Content starts

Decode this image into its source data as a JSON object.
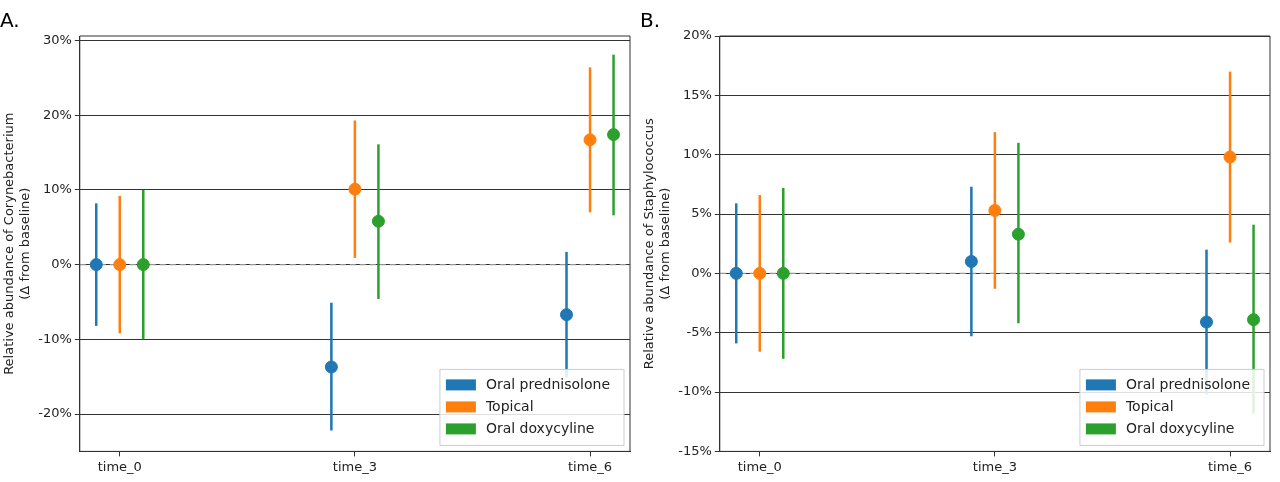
{
  "chart_data": [
    {
      "type": "scatter",
      "title": "A.",
      "ylabel": "Relative abundance of Corynebacterium\n(Δ from baseline)",
      "categories": [
        "time_0",
        "time_3",
        "time_6"
      ],
      "series": [
        {
          "name": "Oral prednisolone",
          "color": "#1f77b4",
          "values": [
            0,
            -13.7,
            -6.7
          ],
          "errors": [
            [
              -8.2,
              8.2
            ],
            [
              -22.2,
              -5.1
            ],
            [
              -15.1,
              1.7
            ]
          ]
        },
        {
          "name": "Topical",
          "color": "#ff7f0e",
          "values": [
            0,
            10.1,
            16.7
          ],
          "errors": [
            [
              -9.2,
              9.2
            ],
            [
              0.9,
              19.3
            ],
            [
              7,
              26.4
            ]
          ]
        },
        {
          "name": "Oral doxycyline",
          "color": "#2ca02c",
          "values": [
            0,
            5.8,
            17.4
          ],
          "errors": [
            [
              -10,
              10
            ],
            [
              -4.6,
              16.1
            ],
            [
              6.6,
              28.1
            ]
          ]
        }
      ],
      "ylim": [
        -25,
        30.6
      ],
      "yticks": [
        {
          "value": -20,
          "label": "-20%"
        },
        {
          "value": -10,
          "label": "-10%"
        },
        {
          "value": 0,
          "label": "0%"
        },
        {
          "value": 10,
          "label": "10%"
        },
        {
          "value": 20,
          "label": "20%"
        },
        {
          "value": 30,
          "label": "30%"
        }
      ],
      "ref_lines": [
        {
          "axis": "y",
          "value": 0,
          "color": "#999999",
          "line_style": "dashed"
        }
      ],
      "grid": "y",
      "legend": "bottom right",
      "marker": "circle"
    },
    {
      "type": "scatter",
      "title": "B.",
      "ylabel": "Relative abundance of Staphylococcus\n(Δ from baseline)",
      "categories": [
        "time_0",
        "time_3",
        "time_6"
      ],
      "series": [
        {
          "name": "Oral prednisolone",
          "color": "#1f77b4",
          "values": [
            0,
            1.0,
            -4.1
          ],
          "errors": [
            [
              -5.9,
              5.9
            ],
            [
              -5.3,
              7.3
            ],
            [
              -10.2,
              2.0
            ]
          ]
        },
        {
          "name": "Topical",
          "color": "#ff7f0e",
          "values": [
            0,
            5.3,
            9.8
          ],
          "errors": [
            [
              -6.6,
              6.6
            ],
            [
              -1.3,
              11.9
            ],
            [
              2.6,
              17.0
            ]
          ]
        },
        {
          "name": "Oral doxycyline",
          "color": "#2ca02c",
          "values": [
            0,
            3.3,
            -3.9
          ],
          "errors": [
            [
              -7.2,
              7.2
            ],
            [
              -4.2,
              11.0
            ],
            [
              -11.8,
              4.1
            ]
          ]
        }
      ],
      "ylim": [
        -15,
        20
      ],
      "yticks": [
        {
          "value": -15,
          "label": "-15%"
        },
        {
          "value": -10,
          "label": "-10%"
        },
        {
          "value": -5,
          "label": "-5%"
        },
        {
          "value": 0,
          "label": "0%"
        },
        {
          "value": 5,
          "label": "5%"
        },
        {
          "value": 10,
          "label": "10%"
        },
        {
          "value": 15,
          "label": "15%"
        },
        {
          "value": 20,
          "label": "20%"
        }
      ],
      "ref_lines": [
        {
          "axis": "y",
          "value": 0,
          "color": "#999999",
          "line_style": "dashed"
        }
      ],
      "grid": "y",
      "legend": "bottom right",
      "marker": "circle"
    }
  ]
}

Content ends

Problem requirements:
Using the records above, retype everything exactly except the pictures.

Exercise solution:
Decode this image into its source data as a JSON object.
{
  "chart_data": [
    {
      "type": "scatter",
      "title": "A.",
      "ylabel": "Relative abundance of Corynebacterium\n(Δ from baseline)",
      "categories": [
        "time_0",
        "time_3",
        "time_6"
      ],
      "series": [
        {
          "name": "Oral prednisolone",
          "color": "#1f77b4",
          "values": [
            0,
            -13.7,
            -6.7
          ],
          "errors": [
            [
              -8.2,
              8.2
            ],
            [
              -22.2,
              -5.1
            ],
            [
              -15.1,
              1.7
            ]
          ]
        },
        {
          "name": "Topical",
          "color": "#ff7f0e",
          "values": [
            0,
            10.1,
            16.7
          ],
          "errors": [
            [
              -9.2,
              9.2
            ],
            [
              0.9,
              19.3
            ],
            [
              7,
              26.4
            ]
          ]
        },
        {
          "name": "Oral doxycyline",
          "color": "#2ca02c",
          "values": [
            0,
            5.8,
            17.4
          ],
          "errors": [
            [
              -10,
              10
            ],
            [
              -4.6,
              16.1
            ],
            [
              6.6,
              28.1
            ]
          ]
        }
      ],
      "ylim": [
        -25,
        30.6
      ],
      "yticks": [
        {
          "value": -20,
          "label": "-20%"
        },
        {
          "value": -10,
          "label": "-10%"
        },
        {
          "value": 0,
          "label": "0%"
        },
        {
          "value": 10,
          "label": "10%"
        },
        {
          "value": 20,
          "label": "20%"
        },
        {
          "value": 30,
          "label": "30%"
        }
      ],
      "ref_lines": [
        {
          "axis": "y",
          "value": 0,
          "color": "#999999",
          "line_style": "dashed"
        }
      ],
      "grid": "y",
      "legend": "bottom right",
      "marker": "circle"
    },
    {
      "type": "scatter",
      "title": "B.",
      "ylabel": "Relative abundance of Staphylococcus\n(Δ from baseline)",
      "categories": [
        "time_0",
        "time_3",
        "time_6"
      ],
      "series": [
        {
          "name": "Oral prednisolone",
          "color": "#1f77b4",
          "values": [
            0,
            1.0,
            -4.1
          ],
          "errors": [
            [
              -5.9,
              5.9
            ],
            [
              -5.3,
              7.3
            ],
            [
              -10.2,
              2.0
            ]
          ]
        },
        {
          "name": "Topical",
          "color": "#ff7f0e",
          "values": [
            0,
            5.3,
            9.8
          ],
          "errors": [
            [
              -6.6,
              6.6
            ],
            [
              -1.3,
              11.9
            ],
            [
              2.6,
              17.0
            ]
          ]
        },
        {
          "name": "Oral doxycyline",
          "color": "#2ca02c",
          "values": [
            0,
            3.3,
            -3.9
          ],
          "errors": [
            [
              -7.2,
              7.2
            ],
            [
              -4.2,
              11.0
            ],
            [
              -11.8,
              4.1
            ]
          ]
        }
      ],
      "ylim": [
        -15,
        20
      ],
      "yticks": [
        {
          "value": -15,
          "label": "-15%"
        },
        {
          "value": -10,
          "label": "-10%"
        },
        {
          "value": -5,
          "label": "-5%"
        },
        {
          "value": 0,
          "label": "0%"
        },
        {
          "value": 5,
          "label": "5%"
        },
        {
          "value": 10,
          "label": "10%"
        },
        {
          "value": 15,
          "label": "15%"
        },
        {
          "value": 20,
          "label": "20%"
        }
      ],
      "ref_lines": [
        {
          "axis": "y",
          "value": 0,
          "color": "#999999",
          "line_style": "dashed"
        }
      ],
      "grid": "y",
      "legend": "bottom right",
      "marker": "circle"
    }
  ]
}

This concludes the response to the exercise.